# What is needed
Determine how many lines include "提请不予立案报告". Give the number and nothing else.

# Information provided
================================
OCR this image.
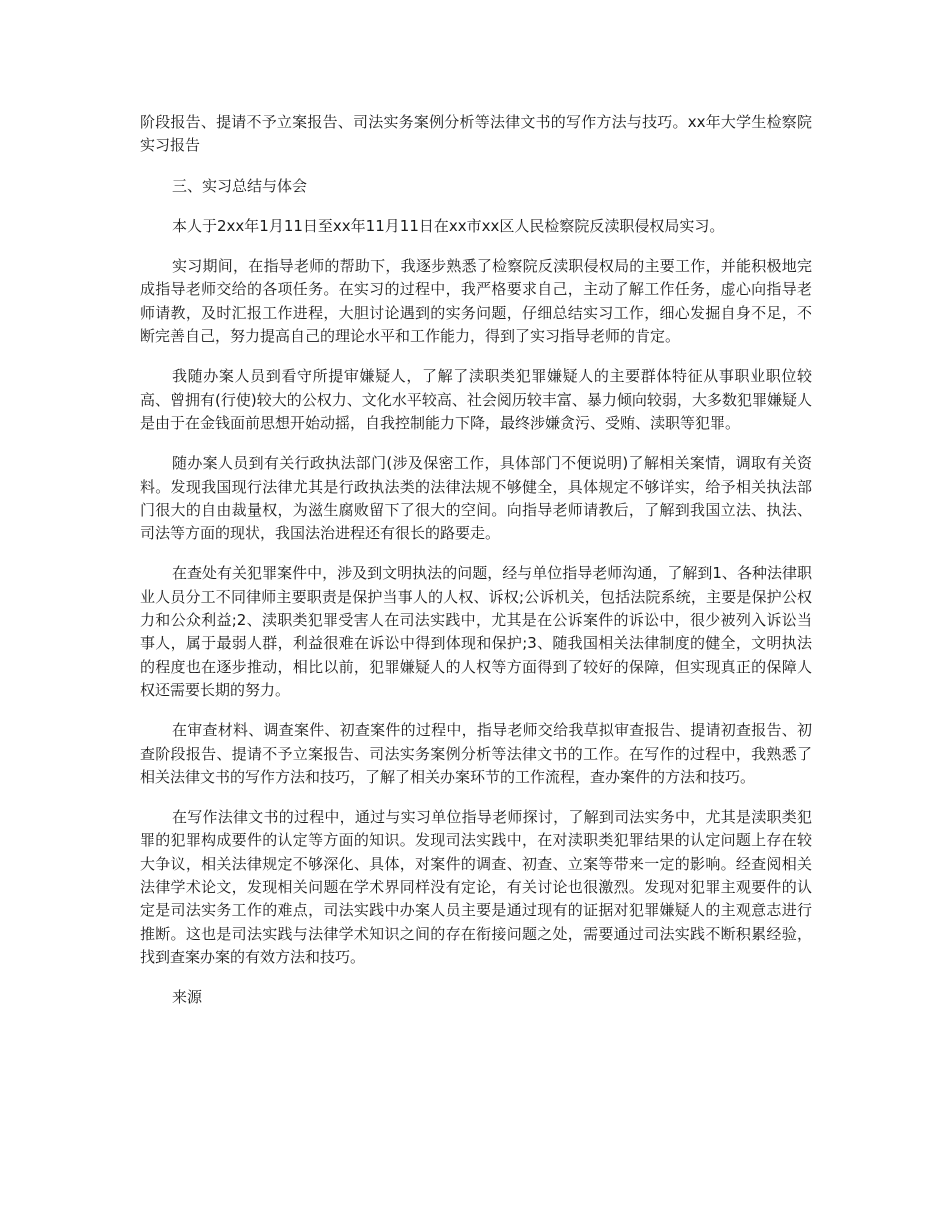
阶段报告、提请不予立案报告、司法实务案例分析等法律文书的写作方法与技巧。xx年大学生检察院实习报告

三、实习总结与体会

本人于2xx年1月11日至xx年11月11日在xx市xx区人民检察院反渎职侵权局实习。

实习期间，在指导老师的帮助下，我逐步熟悉了检察院反渎职侵权局的主要工作，并能积极地完成指导老师交给的各项任务。在实习的过程中，我严格要求自己，主动了解工作任务，虚心向指导老师请教，及时汇报工作进程，大胆讨论遇到的实务问题，仔细总结实习工作，细心发掘自身不足，不断完善自己，努力提高自己的理论水平和工作能力，得到了实习指导老师的肯定。

我随办案人员到看守所提审嫌疑人，了解了渎职类犯罪嫌疑人的主要群体特征从事职业职位较高、曾拥有(行使)较大的公权力、文化水平较高、社会阅历较丰富、暴力倾向较弱，大多数犯罪嫌疑人是由于在金钱面前思想开始动摇，自我控制能力下降，最终涉嫌贪污、受贿、渎职等犯罪。

随办案人员到有关行政执法部门(涉及保密工作，具体部门不便说明)了解相关案情，调取有关资料。发现我国现行法律尤其是行政执法类的法律法规不够健全，具体规定不够详实，给予相关执法部门很大的自由裁量权，为滋生腐败留下了很大的空间。向指导老师请教后，了解到我国立法、执法、司法等方面的现状，我国法治进程还有很长的路要走。

在查处有关犯罪案件中，涉及到文明执法的问题，经与单位指导老师沟通，了解到1、各种法律职业人员分工不同律师主要职责是保护当事人的人权、诉权;公诉机关，包括法院系统，主要是保护公权力和公众利益;2、渎职类犯罪受害人在司法实践中，尤其是在公诉案件的诉讼中，很少被列入诉讼当事人，属于最弱人群，利益很难在诉讼中得到体现和保护;3、随我国相关法律制度的健全，文明执法的程度也在逐步推动，相比以前，犯罪嫌疑人的人权等方面得到了较好的保障，但实现真正的保障人权还需要长期的努力。

在审查材料、调查案件、初查案件的过程中，指导老师交给我草拟审查报告、提请初查报告、初查阶段报告、提请不予立案报告、司法实务案例分析等法律文书的工作。在写作的过程中，我熟悉了相关法律文书的写作方法和技巧，了解了相关办案环节的工作流程，查办案件的方法和技巧。

在写作法律文书的过程中，通过与实习单位指导老师探讨，了解到司法实务中，尤其是渎职类犯罪的犯罪构成要件的认定等方面的知识。发现司法实践中，在对渎职类犯罪结果的认定问题上存在较大争议，相关法律规定不够深化、具体，对案件的调查、初查、立案等带来一定的影响。经查阅相关法律学术论文，发现相关问题在学术界同样没有定论，有关讨论也很激烈。发现对犯罪主观要件的认定是司法实务工作的难点，司法实践中办案人员主要是通过现有的证据对犯罪嫌疑人的主观意志进行推断。这也是司法实践与法律学术知识之间的存在衔接问题之处，需要通过司法实践不断积累经验，找到查案办案的有效方法和技巧。

来源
================================
# The reply
2